» Goal: Repeat each record exactly as written, and drop any images.

BEGIN

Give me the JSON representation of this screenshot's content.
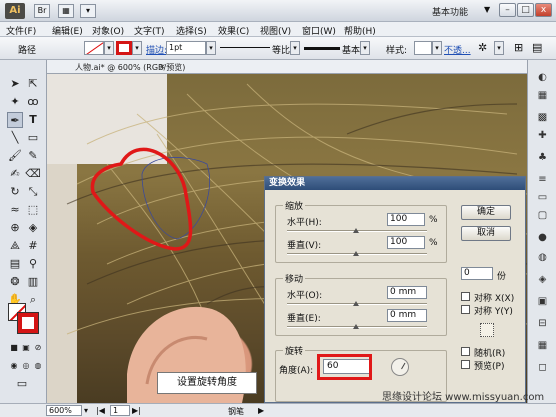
{
  "titlebar": {
    "app_logo": "Ai",
    "workspace": "基本功能",
    "workspace_arrow": "▼",
    "minimize": "–",
    "restore": "□",
    "close": "x"
  },
  "menubar": {
    "items": [
      "文件(F)",
      "编辑(E)",
      "对象(O)",
      "文字(T)",
      "选择(S)",
      "效果(C)",
      "视图(V)",
      "窗口(W)",
      "帮助(H)"
    ]
  },
  "controlbar": {
    "object_type": "路径",
    "stroke_label": "描边:",
    "stroke_weight": "1pt",
    "profile_label": "等比",
    "brush_label": "基本",
    "style_label": "样式:",
    "opacity_link": "不透...",
    "colors": {
      "stroke": "#d41515"
    }
  },
  "document": {
    "tab_label": "人物.ai* @ 600% (RGB/预览)",
    "tab_close": "×",
    "caption": "设置旋转角度"
  },
  "statusbar": {
    "zoom": "600%",
    "page": "1",
    "tool_name": "钢笔"
  },
  "watermark": "思缘设计论坛 www.missyuan.com",
  "dialog": {
    "title": "变换效果",
    "scale": {
      "label": "缩放",
      "horizontal_label": "水平(H):",
      "horizontal_value": "100",
      "vertical_label": "垂直(V):",
      "vertical_value": "100",
      "unit": "%"
    },
    "move": {
      "label": "移动",
      "horizontal_label": "水平(O):",
      "horizontal_value": "0 mm",
      "vertical_label": "垂直(E):",
      "vertical_value": "0 mm"
    },
    "rotate": {
      "label": "旋转",
      "angle_label": "角度(A):",
      "angle_value": "60"
    },
    "ok_label": "确定",
    "cancel_label": "取消",
    "copies_value": "0",
    "copies_unit": "份",
    "reflect_x": "对称 X(X)",
    "reflect_y": "对称 Y(Y)",
    "random": "随机(R)",
    "preview": "预览(P)"
  }
}
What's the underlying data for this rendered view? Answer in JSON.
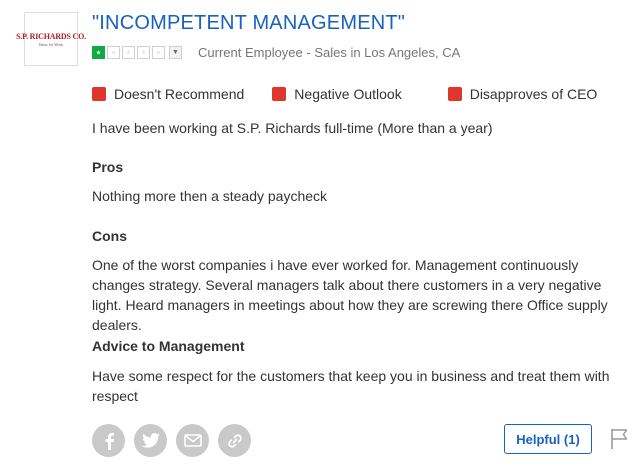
{
  "employer": {
    "logo_text": "S.P. RICHARDS CO.",
    "logo_subtext": "Ideas for Work"
  },
  "review": {
    "title": "\"INCOMPETENT MANAGEMENT\"",
    "rating": 1,
    "rating_max": 5,
    "employee_info": "Current Employee - Sales in Los Angeles, CA",
    "badges": [
      {
        "label": "Doesn't Recommend",
        "color": "#e0352b"
      },
      {
        "label": "Negative Outlook",
        "color": "#e0352b"
      },
      {
        "label": "Disapproves of CEO",
        "color": "#e0352b"
      }
    ],
    "employment": "I have been working at S.P. Richards full-time (More than a year)",
    "pros_heading": "Pros",
    "pros_text": "Nothing more then a steady paycheck",
    "cons_heading": "Cons",
    "cons_text": "One of the worst companies i have ever worked for. Management continuously changes strategy. Several managers talk about there customers in a very negative light. Heard managers in meetings about how they are screwing there Office supply dealers.",
    "advice_heading": "Advice to Management",
    "advice_text": "Have some respect for the customers that keep you in business and treat them with respect"
  },
  "actions": {
    "share_icons": [
      "facebook-icon",
      "twitter-icon",
      "email-icon",
      "link-icon"
    ],
    "helpful_label": "Helpful (1)",
    "flag_icon": "flag-icon"
  },
  "colors": {
    "title": "#1861bf",
    "star_filled": "#0caa41",
    "negative": "#e0352b"
  }
}
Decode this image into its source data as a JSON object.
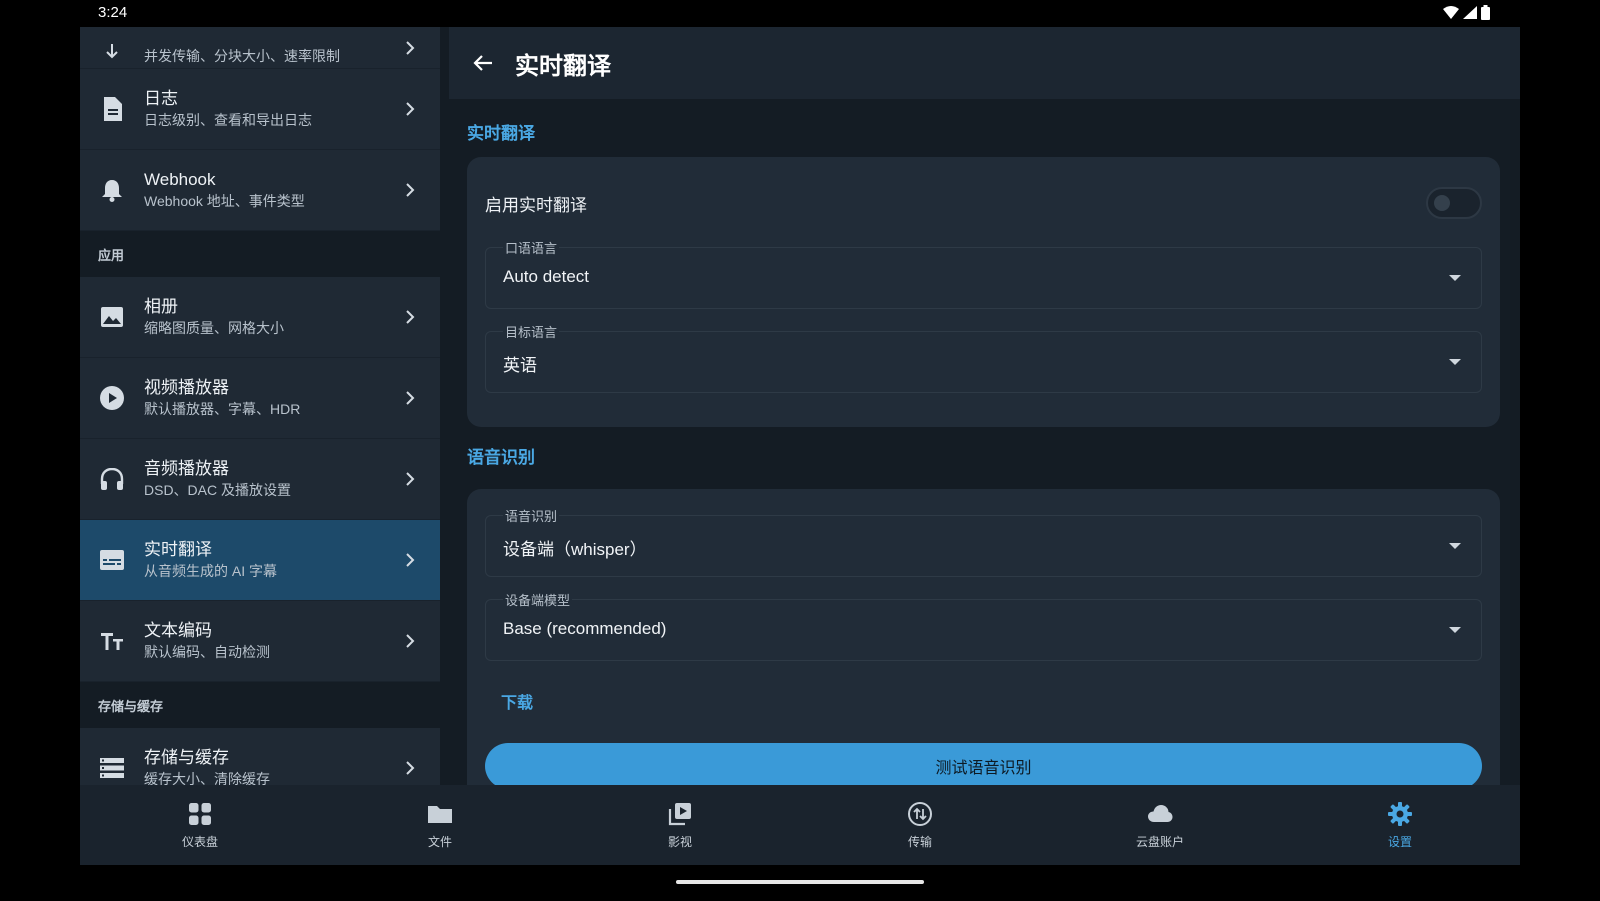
{
  "status_bar": {
    "time": "3:24"
  },
  "sidebar": {
    "groups": [
      {
        "items": [
          {
            "title": "",
            "subtitle": "并发传输、分块大小、速率限制",
            "icon": "transfer-icon"
          },
          {
            "title": "日志",
            "subtitle": "日志级别、查看和导出日志",
            "icon": "file-icon"
          },
          {
            "title": "Webhook",
            "subtitle": "Webhook 地址、事件类型",
            "icon": "bell-icon"
          }
        ]
      },
      {
        "header": "应用",
        "items": [
          {
            "title": "相册",
            "subtitle": "缩略图质量、网格大小",
            "icon": "image-icon"
          },
          {
            "title": "视频播放器",
            "subtitle": "默认播放器、字幕、HDR",
            "icon": "play-icon"
          },
          {
            "title": "音频播放器",
            "subtitle": "DSD、DAC 及播放设置",
            "icon": "headphones-icon"
          },
          {
            "title": "实时翻译",
            "subtitle": "从音频生成的 AI 字幕",
            "icon": "subtitles-icon",
            "selected": true
          },
          {
            "title": "文本编码",
            "subtitle": "默认编码、自动检测",
            "icon": "text-icon"
          }
        ]
      },
      {
        "header": "存储与缓存",
        "items": [
          {
            "title": "存储与缓存",
            "subtitle": "缓存大小、清除缓存",
            "icon": "storage-icon"
          }
        ]
      }
    ]
  },
  "detail": {
    "title": "实时翻译",
    "section_translate": "实时翻译",
    "enable_label": "启用实时翻译",
    "enable_on": false,
    "spoken_language": {
      "label": "口语语言",
      "value": "Auto detect"
    },
    "target_language": {
      "label": "目标语言",
      "value": "英语"
    },
    "section_asr": "语音识别",
    "asr_engine": {
      "label": "语音识别",
      "value": "设备端（whisper）"
    },
    "asr_model": {
      "label": "设备端模型",
      "value": "Base (recommended)"
    },
    "download_label": "下载",
    "test_button": "测试语音识别"
  },
  "bottom_nav": {
    "items": [
      {
        "label": "仪表盘",
        "icon": "dashboard-icon"
      },
      {
        "label": "文件",
        "icon": "folder-icon"
      },
      {
        "label": "影视",
        "icon": "media-icon"
      },
      {
        "label": "传输",
        "icon": "transfer-icon"
      },
      {
        "label": "云盘账户",
        "icon": "cloud-icon"
      },
      {
        "label": "设置",
        "icon": "gear-icon",
        "active": true
      }
    ]
  },
  "colors": {
    "accent": "#4aa8e4",
    "selected_bg": "#1d4a6a",
    "button": "#3a9ad8"
  }
}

END

» Solved problem:
Give me the JSON representation of this screenshot's content.
{
  "titlebar": {
    "app_logo": "Ai",
    "workspace": "基本功能",
    "workspace_arrow": "▼",
    "minimize": "–",
    "restore": "□",
    "close": "x"
  },
  "menubar": {
    "items": [
      "文件(F)",
      "编辑(E)",
      "对象(O)",
      "文字(T)",
      "选择(S)",
      "效果(C)",
      "视图(V)",
      "窗口(W)",
      "帮助(H)"
    ]
  },
  "controlbar": {
    "object_type": "路径",
    "stroke_label": "描边:",
    "stroke_weight": "1pt",
    "profile_label": "等比",
    "brush_label": "基本",
    "style_label": "样式:",
    "opacity_link": "不透...",
    "colors": {
      "stroke": "#d41515"
    }
  },
  "document": {
    "tab_label": "人物.ai* @ 600% (RGB/预览)",
    "tab_close": "×",
    "caption": "设置旋转角度"
  },
  "statusbar": {
    "zoom": "600%",
    "page": "1",
    "tool_name": "钢笔"
  },
  "watermark": "思缘设计论坛 www.missyuan.com",
  "dialog": {
    "title": "变换效果",
    "scale": {
      "label": "缩放",
      "horizontal_label": "水平(H):",
      "horizontal_value": "100",
      "vertical_label": "垂直(V):",
      "vertical_value": "100",
      "unit": "%"
    },
    "move": {
      "label": "移动",
      "horizontal_label": "水平(O):",
      "horizontal_value": "0 mm",
      "vertical_label": "垂直(E):",
      "vertical_value": "0 mm"
    },
    "rotate": {
      "label": "旋转",
      "angle_label": "角度(A):",
      "angle_value": "60"
    },
    "ok_label": "确定",
    "cancel_label": "取消",
    "copies_value": "0",
    "copies_unit": "份",
    "reflect_x": "对称 X(X)",
    "reflect_y": "对称 Y(Y)",
    "random": "随机(R)",
    "preview": "预览(P)"
  }
}
What's the underlying data for this rendered view? Answer in JSON.
{
  "employer": {
    "logo_text": "S.P. RICHARDS CO.",
    "logo_subtext": "Ideas for Work"
  },
  "review": {
    "title": "\"INCOMPETENT MANAGEMENT\"",
    "rating": 1,
    "rating_max": 5,
    "employee_info": "Current Employee - Sales in Los Angeles, CA",
    "badges": [
      {
        "label": "Doesn't Recommend",
        "color": "#e0352b"
      },
      {
        "label": "Negative Outlook",
        "color": "#e0352b"
      },
      {
        "label": "Disapproves of CEO",
        "color": "#e0352b"
      }
    ],
    "employment": "I have been working at S.P. Richards full-time (More than a year)",
    "pros_heading": "Pros",
    "pros_text": "Nothing more then a steady paycheck",
    "cons_heading": "Cons",
    "cons_text": "One of the worst companies i have ever worked for. Management continuously changes strategy. Several managers talk about there customers in a very negative light. Heard managers in meetings about how they are screwing there Office supply dealers.",
    "advice_heading": "Advice to Management",
    "advice_text": "Have some respect for the customers that keep you in business and treat them with respect"
  },
  "actions": {
    "share_icons": [
      "facebook-icon",
      "twitter-icon",
      "email-icon",
      "link-icon"
    ],
    "helpful_label": "Helpful (1)",
    "flag_icon": "flag-icon"
  },
  "colors": {
    "title": "#1861bf",
    "star_filled": "#0caa41",
    "negative": "#e0352b"
  }
}
Decode this image into its source data as a JSON object.
{
  "status_bar": {
    "time": "3:24"
  },
  "sidebar": {
    "groups": [
      {
        "items": [
          {
            "title": "",
            "subtitle": "并发传输、分块大小、速率限制",
            "icon": "transfer-icon"
          },
          {
            "title": "日志",
            "subtitle": "日志级别、查看和导出日志",
            "icon": "file-icon"
          },
          {
            "title": "Webhook",
            "subtitle": "Webhook 地址、事件类型",
            "icon": "bell-icon"
          }
        ]
      },
      {
        "header": "应用",
        "items": [
          {
            "title": "相册",
            "subtitle": "缩略图质量、网格大小",
            "icon": "image-icon"
          },
          {
            "title": "视频播放器",
            "subtitle": "默认播放器、字幕、HDR",
            "icon": "play-icon"
          },
          {
            "title": "音频播放器",
            "subtitle": "DSD、DAC 及播放设置",
            "icon": "headphones-icon"
          },
          {
            "title": "实时翻译",
            "subtitle": "从音频生成的 AI 字幕",
            "icon": "subtitles-icon",
            "selected": true
          },
          {
            "title": "文本编码",
            "subtitle": "默认编码、自动检测",
            "icon": "text-icon"
          }
        ]
      },
      {
        "header": "存储与缓存",
        "items": [
          {
            "title": "存储与缓存",
            "subtitle": "缓存大小、清除缓存",
            "icon": "storage-icon"
          }
        ]
      }
    ]
  },
  "detail": {
    "title": "实时翻译",
    "section_translate": "实时翻译",
    "enable_label": "启用实时翻译",
    "enable_on": false,
    "spoken_language": {
      "label": "口语语言",
      "value": "Auto detect"
    },
    "target_language": {
      "label": "目标语言",
      "value": "英语"
    },
    "section_asr": "语音识别",
    "asr_engine": {
      "label": "语音识别",
      "value": "设备端（whisper）"
    },
    "asr_model": {
      "label": "设备端模型",
      "value": "Base (recommended)"
    },
    "download_label": "下载",
    "test_button": "测试语音识别"
  },
  "bottom_nav": {
    "items": [
      {
        "label": "仪表盘",
        "icon": "dashboard-icon"
      },
      {
        "label": "文件",
        "icon": "folder-icon"
      },
      {
        "label": "影视",
        "icon": "media-icon"
      },
      {
        "label": "传输",
        "icon": "transfer-icon"
      },
      {
        "label": "云盘账户",
        "icon": "cloud-icon"
      },
      {
        "label": "设置",
        "icon": "gear-icon",
        "active": true
      }
    ]
  },
  "colors": {
    "accent": "#4aa8e4",
    "selected_bg": "#1d4a6a",
    "button": "#3a9ad8"
  }
}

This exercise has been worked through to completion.